(Dataset entries on figures)
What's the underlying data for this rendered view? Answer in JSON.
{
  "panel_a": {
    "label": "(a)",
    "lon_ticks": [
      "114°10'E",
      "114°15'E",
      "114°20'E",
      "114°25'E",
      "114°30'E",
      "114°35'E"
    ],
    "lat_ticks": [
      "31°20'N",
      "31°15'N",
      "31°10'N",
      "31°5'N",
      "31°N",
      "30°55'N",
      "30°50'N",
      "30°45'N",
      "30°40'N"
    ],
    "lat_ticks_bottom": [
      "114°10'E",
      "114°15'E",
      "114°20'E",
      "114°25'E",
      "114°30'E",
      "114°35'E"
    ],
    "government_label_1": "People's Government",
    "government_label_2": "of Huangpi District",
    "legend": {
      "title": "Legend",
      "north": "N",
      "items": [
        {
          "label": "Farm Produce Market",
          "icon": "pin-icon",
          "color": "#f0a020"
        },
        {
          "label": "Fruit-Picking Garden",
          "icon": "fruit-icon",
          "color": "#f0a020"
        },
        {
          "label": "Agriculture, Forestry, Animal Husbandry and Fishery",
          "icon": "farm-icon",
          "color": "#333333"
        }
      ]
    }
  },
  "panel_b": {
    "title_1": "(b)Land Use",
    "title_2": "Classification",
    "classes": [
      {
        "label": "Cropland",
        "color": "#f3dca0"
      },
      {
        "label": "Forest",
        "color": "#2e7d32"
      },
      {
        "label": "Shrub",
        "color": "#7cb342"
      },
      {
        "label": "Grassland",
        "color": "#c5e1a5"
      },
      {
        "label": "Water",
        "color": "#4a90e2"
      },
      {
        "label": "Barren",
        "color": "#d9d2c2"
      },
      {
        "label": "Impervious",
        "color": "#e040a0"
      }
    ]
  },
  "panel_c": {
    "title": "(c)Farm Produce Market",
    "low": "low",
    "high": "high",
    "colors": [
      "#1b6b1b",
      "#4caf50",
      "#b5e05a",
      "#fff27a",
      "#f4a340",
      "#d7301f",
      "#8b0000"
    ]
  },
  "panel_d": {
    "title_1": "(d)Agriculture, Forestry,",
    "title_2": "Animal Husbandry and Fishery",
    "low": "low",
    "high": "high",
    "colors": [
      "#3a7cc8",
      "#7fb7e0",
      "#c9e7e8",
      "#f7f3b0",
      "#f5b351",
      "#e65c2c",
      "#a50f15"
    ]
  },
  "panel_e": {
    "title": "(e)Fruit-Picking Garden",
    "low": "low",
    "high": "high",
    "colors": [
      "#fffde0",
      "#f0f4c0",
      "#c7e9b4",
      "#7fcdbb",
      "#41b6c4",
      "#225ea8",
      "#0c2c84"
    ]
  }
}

▶ [Objective]: All of the data needs to be reproduced exactly, with no line missing.

▶ [Right answer]:
What's the underlying data for this rendered view? Answer in JSON.
{
  "panel_a": {
    "label": "(a)",
    "lon_ticks": [
      "114°10'E",
      "114°15'E",
      "114°20'E",
      "114°25'E",
      "114°30'E",
      "114°35'E"
    ],
    "lat_ticks": [
      "31°20'N",
      "31°15'N",
      "31°10'N",
      "31°5'N",
      "31°N",
      "30°55'N",
      "30°50'N",
      "30°45'N",
      "30°40'N"
    ],
    "lat_ticks_bottom": [
      "114°10'E",
      "114°15'E",
      "114°20'E",
      "114°25'E",
      "114°30'E",
      "114°35'E"
    ],
    "government_label_1": "People's Government",
    "government_label_2": "of Huangpi District",
    "legend": {
      "title": "Legend",
      "north": "N",
      "items": [
        {
          "label": "Farm Produce Market",
          "icon": "pin-icon",
          "color": "#f0a020"
        },
        {
          "label": "Fruit-Picking Garden",
          "icon": "fruit-icon",
          "color": "#f0a020"
        },
        {
          "label": "Agriculture, Forestry, Animal Husbandry and Fishery",
          "icon": "farm-icon",
          "color": "#333333"
        }
      ]
    }
  },
  "panel_b": {
    "title_1": "(b)Land Use",
    "title_2": "Classification",
    "classes": [
      {
        "label": "Cropland",
        "color": "#f3dca0"
      },
      {
        "label": "Forest",
        "color": "#2e7d32"
      },
      {
        "label": "Shrub",
        "color": "#7cb342"
      },
      {
        "label": "Grassland",
        "color": "#c5e1a5"
      },
      {
        "label": "Water",
        "color": "#4a90e2"
      },
      {
        "label": "Barren",
        "color": "#d9d2c2"
      },
      {
        "label": "Impervious",
        "color": "#e040a0"
      }
    ]
  },
  "panel_c": {
    "title": "(c)Farm Produce Market",
    "low": "low",
    "high": "high",
    "colors": [
      "#1b6b1b",
      "#4caf50",
      "#b5e05a",
      "#fff27a",
      "#f4a340",
      "#d7301f",
      "#8b0000"
    ]
  },
  "panel_d": {
    "title_1": "(d)Agriculture, Forestry,",
    "title_2": "Animal Husbandry and Fishery",
    "low": "low",
    "high": "high",
    "colors": [
      "#3a7cc8",
      "#7fb7e0",
      "#c9e7e8",
      "#f7f3b0",
      "#f5b351",
      "#e65c2c",
      "#a50f15"
    ]
  },
  "panel_e": {
    "title": "(e)Fruit-Picking Garden",
    "low": "low",
    "high": "high",
    "colors": [
      "#fffde0",
      "#f0f4c0",
      "#c7e9b4",
      "#7fcdbb",
      "#41b6c4",
      "#225ea8",
      "#0c2c84"
    ]
  }
}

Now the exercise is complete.